• TASK TO COMPLETE:
Only the lines that hold the word "ylabel" are wanted from this listing.

※

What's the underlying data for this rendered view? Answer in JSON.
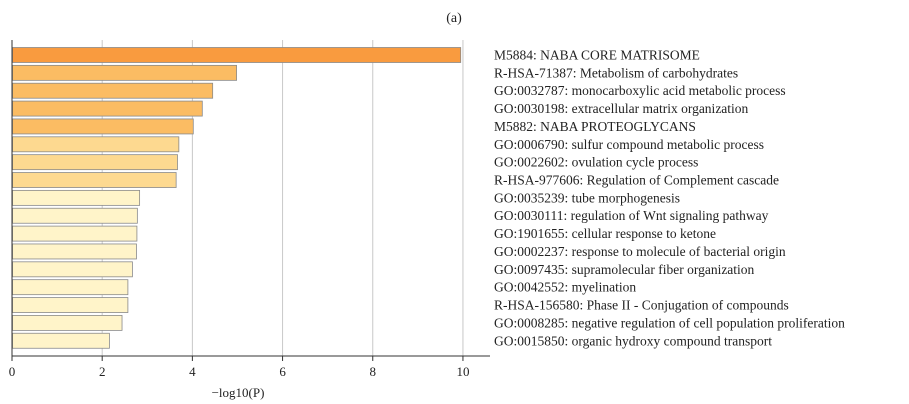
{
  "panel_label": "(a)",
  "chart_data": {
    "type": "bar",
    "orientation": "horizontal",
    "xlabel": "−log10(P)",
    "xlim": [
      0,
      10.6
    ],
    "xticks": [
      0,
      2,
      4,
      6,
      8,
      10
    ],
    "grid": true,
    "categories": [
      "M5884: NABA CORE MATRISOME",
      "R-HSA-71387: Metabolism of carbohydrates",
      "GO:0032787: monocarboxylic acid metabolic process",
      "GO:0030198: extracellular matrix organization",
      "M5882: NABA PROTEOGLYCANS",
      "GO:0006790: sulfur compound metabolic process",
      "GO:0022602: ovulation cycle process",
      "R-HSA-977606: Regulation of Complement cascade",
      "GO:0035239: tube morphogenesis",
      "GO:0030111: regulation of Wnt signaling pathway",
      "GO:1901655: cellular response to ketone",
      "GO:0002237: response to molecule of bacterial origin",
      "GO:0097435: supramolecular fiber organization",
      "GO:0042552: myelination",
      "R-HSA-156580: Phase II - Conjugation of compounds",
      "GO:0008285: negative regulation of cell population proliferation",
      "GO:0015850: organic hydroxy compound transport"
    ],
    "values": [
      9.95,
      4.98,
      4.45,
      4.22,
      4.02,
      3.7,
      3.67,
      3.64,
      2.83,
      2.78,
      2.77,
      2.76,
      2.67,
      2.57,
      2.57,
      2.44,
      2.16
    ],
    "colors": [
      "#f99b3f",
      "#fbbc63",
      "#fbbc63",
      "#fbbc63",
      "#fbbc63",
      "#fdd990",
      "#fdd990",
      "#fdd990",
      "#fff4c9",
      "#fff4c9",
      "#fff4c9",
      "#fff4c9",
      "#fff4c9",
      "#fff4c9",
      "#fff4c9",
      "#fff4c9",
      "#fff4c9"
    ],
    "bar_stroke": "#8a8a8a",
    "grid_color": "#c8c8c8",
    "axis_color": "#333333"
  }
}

※

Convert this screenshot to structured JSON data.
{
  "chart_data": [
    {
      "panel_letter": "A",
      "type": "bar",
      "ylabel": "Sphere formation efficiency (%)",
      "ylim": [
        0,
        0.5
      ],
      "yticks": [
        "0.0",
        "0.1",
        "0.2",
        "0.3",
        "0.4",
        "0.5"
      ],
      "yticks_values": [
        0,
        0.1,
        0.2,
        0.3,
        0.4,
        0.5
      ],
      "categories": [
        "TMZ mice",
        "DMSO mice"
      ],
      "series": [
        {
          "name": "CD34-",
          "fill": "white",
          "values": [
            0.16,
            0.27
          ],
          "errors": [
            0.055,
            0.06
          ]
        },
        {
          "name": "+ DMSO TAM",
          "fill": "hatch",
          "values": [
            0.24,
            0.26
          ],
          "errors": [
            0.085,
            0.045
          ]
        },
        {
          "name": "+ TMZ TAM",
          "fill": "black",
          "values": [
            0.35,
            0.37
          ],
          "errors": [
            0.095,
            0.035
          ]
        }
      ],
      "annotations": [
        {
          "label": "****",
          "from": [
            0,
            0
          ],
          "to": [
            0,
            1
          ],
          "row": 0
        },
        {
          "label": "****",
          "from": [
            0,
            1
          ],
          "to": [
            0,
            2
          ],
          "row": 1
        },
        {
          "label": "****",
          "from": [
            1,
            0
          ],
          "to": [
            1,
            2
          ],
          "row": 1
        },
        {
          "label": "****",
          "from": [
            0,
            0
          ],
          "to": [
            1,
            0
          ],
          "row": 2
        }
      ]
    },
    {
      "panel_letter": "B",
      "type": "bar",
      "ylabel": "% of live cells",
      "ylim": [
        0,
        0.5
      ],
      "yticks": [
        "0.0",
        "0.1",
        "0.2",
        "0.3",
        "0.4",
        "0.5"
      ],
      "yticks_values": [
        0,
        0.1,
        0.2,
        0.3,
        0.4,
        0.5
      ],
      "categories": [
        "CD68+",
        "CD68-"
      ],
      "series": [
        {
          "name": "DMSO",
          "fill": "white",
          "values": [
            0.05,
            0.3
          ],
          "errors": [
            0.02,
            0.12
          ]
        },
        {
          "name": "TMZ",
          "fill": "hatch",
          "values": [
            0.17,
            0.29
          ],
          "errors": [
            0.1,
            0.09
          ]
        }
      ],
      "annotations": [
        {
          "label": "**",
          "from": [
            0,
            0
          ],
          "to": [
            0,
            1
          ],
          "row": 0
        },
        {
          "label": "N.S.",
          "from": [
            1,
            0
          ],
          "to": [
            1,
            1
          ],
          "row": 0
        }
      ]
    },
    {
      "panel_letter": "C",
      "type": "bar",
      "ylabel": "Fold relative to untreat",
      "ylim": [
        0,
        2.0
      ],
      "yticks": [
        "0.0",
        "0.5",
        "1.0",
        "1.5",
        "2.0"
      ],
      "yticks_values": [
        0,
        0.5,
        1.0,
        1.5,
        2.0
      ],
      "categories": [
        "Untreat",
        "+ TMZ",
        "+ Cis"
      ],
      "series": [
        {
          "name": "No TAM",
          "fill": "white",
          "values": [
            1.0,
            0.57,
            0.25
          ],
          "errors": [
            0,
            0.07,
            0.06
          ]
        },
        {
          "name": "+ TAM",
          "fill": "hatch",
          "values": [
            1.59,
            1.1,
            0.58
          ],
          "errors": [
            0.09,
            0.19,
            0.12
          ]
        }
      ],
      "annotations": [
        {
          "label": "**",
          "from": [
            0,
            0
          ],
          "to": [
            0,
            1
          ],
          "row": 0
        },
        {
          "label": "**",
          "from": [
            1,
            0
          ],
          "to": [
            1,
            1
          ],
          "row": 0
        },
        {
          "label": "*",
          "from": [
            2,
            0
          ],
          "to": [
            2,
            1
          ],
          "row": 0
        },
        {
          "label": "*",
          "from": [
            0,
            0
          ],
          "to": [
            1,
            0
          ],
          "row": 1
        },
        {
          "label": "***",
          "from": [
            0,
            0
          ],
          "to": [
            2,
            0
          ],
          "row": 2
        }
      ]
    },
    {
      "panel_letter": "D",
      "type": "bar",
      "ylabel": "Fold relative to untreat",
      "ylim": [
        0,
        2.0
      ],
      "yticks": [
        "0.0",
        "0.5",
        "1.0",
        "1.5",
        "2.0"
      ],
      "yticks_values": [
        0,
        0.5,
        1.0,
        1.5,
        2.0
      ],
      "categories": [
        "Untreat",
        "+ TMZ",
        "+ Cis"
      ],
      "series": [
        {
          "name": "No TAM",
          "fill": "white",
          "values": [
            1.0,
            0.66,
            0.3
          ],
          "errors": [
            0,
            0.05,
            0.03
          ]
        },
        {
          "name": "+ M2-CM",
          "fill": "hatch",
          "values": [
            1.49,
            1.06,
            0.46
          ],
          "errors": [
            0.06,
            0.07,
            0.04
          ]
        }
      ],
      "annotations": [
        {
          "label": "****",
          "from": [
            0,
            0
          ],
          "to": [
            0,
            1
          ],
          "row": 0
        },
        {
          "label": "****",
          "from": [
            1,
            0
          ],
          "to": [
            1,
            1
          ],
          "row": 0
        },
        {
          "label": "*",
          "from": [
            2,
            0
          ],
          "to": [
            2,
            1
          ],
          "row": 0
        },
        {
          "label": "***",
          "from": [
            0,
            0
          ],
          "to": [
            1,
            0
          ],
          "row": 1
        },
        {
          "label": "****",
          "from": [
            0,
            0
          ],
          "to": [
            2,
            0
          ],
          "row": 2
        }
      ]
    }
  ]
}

※

• OUTPUT FOR THIS TASK:
      "ylabel": "Sphere formation efficiency (%)",
      "ylabel": "% of live cells",
      "ylabel": "Fold relative to untreat",
      "ylabel": "Fold relative to untreat",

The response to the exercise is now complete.